Reproduce all the lines exactly as they stand, apart from the pictures.

---------- Records to use ----------

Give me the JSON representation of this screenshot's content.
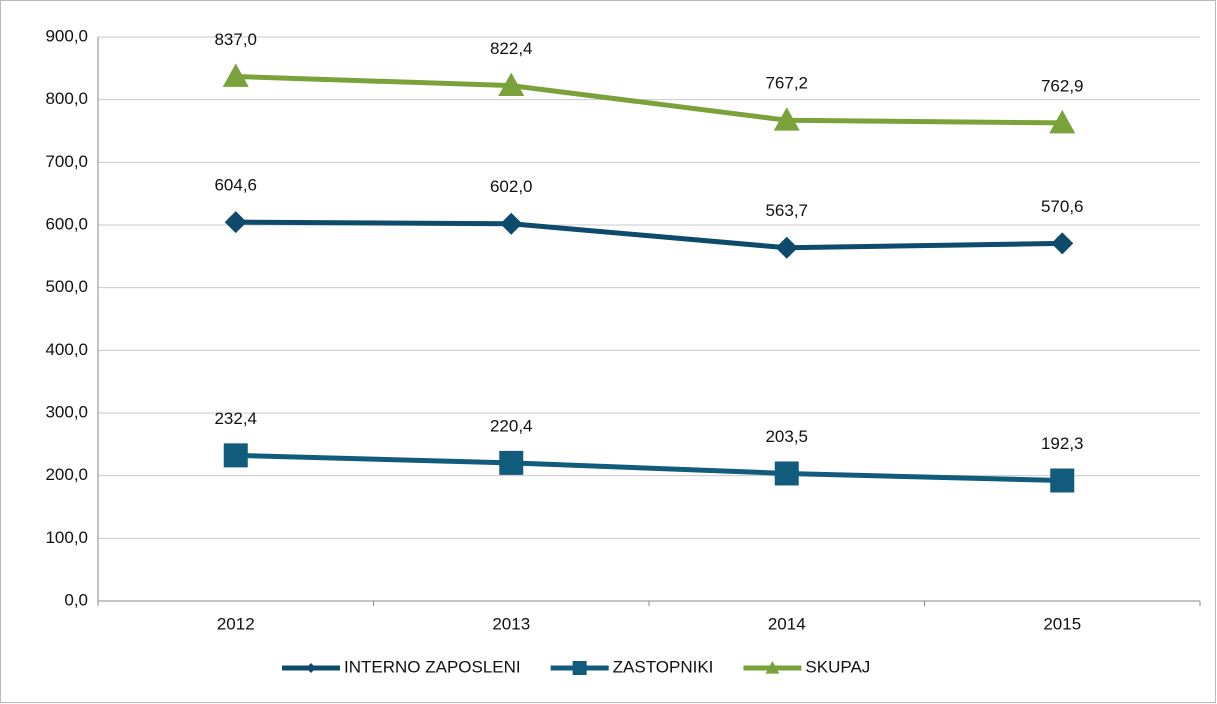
{
  "chart_data": {
    "type": "line",
    "categories": [
      "2012",
      "2013",
      "2014",
      "2015"
    ],
    "series": [
      {
        "name": "INTERNO ZAPOSLENI",
        "color": "#0d4a6b",
        "marker": "diamond",
        "values": [
          604.6,
          602.0,
          563.7,
          570.6
        ],
        "value_labels": [
          "604,6",
          "602,0",
          "563,7",
          "570,6"
        ]
      },
      {
        "name": "ZASTOPNIKI",
        "color": "#115b7d",
        "marker": "square",
        "values": [
          232.4,
          220.4,
          203.5,
          192.3
        ],
        "value_labels": [
          "232,4",
          "220,4",
          "203,5",
          "192,3"
        ]
      },
      {
        "name": "SKUPAJ",
        "color": "#7aa23a",
        "marker": "triangle",
        "values": [
          837.0,
          822.4,
          767.2,
          762.9
        ],
        "value_labels": [
          "837,0",
          "822,4",
          "767,2",
          "762,9"
        ]
      }
    ],
    "ylim": [
      0,
      900
    ],
    "yticks": [
      {
        "value": 0,
        "label": "0,0"
      },
      {
        "value": 100,
        "label": "100,0"
      },
      {
        "value": 200,
        "label": "200,0"
      },
      {
        "value": 300,
        "label": "300,0"
      },
      {
        "value": 400,
        "label": "400,0"
      },
      {
        "value": 500,
        "label": "500,0"
      },
      {
        "value": 600,
        "label": "600,0"
      },
      {
        "value": 700,
        "label": "700,0"
      },
      {
        "value": 800,
        "label": "800,0"
      },
      {
        "value": 900,
        "label": "900,0"
      }
    ],
    "grid": true,
    "legend": "bottom"
  }
}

----------

**Full output:**
Give me the JSON representation of this screenshot's content.
{
  "chart_data": {
    "type": "line",
    "categories": [
      "2012",
      "2013",
      "2014",
      "2015"
    ],
    "series": [
      {
        "name": "INTERNO ZAPOSLENI",
        "color": "#0d4a6b",
        "marker": "diamond",
        "values": [
          604.6,
          602.0,
          563.7,
          570.6
        ],
        "value_labels": [
          "604,6",
          "602,0",
          "563,7",
          "570,6"
        ]
      },
      {
        "name": "ZASTOPNIKI",
        "color": "#115b7d",
        "marker": "square",
        "values": [
          232.4,
          220.4,
          203.5,
          192.3
        ],
        "value_labels": [
          "232,4",
          "220,4",
          "203,5",
          "192,3"
        ]
      },
      {
        "name": "SKUPAJ",
        "color": "#7aa23a",
        "marker": "triangle",
        "values": [
          837.0,
          822.4,
          767.2,
          762.9
        ],
        "value_labels": [
          "837,0",
          "822,4",
          "767,2",
          "762,9"
        ]
      }
    ],
    "ylim": [
      0,
      900
    ],
    "yticks": [
      {
        "value": 0,
        "label": "0,0"
      },
      {
        "value": 100,
        "label": "100,0"
      },
      {
        "value": 200,
        "label": "200,0"
      },
      {
        "value": 300,
        "label": "300,0"
      },
      {
        "value": 400,
        "label": "400,0"
      },
      {
        "value": 500,
        "label": "500,0"
      },
      {
        "value": 600,
        "label": "600,0"
      },
      {
        "value": 700,
        "label": "700,0"
      },
      {
        "value": 800,
        "label": "800,0"
      },
      {
        "value": 900,
        "label": "900,0"
      }
    ],
    "grid": true,
    "legend": "bottom"
  }
}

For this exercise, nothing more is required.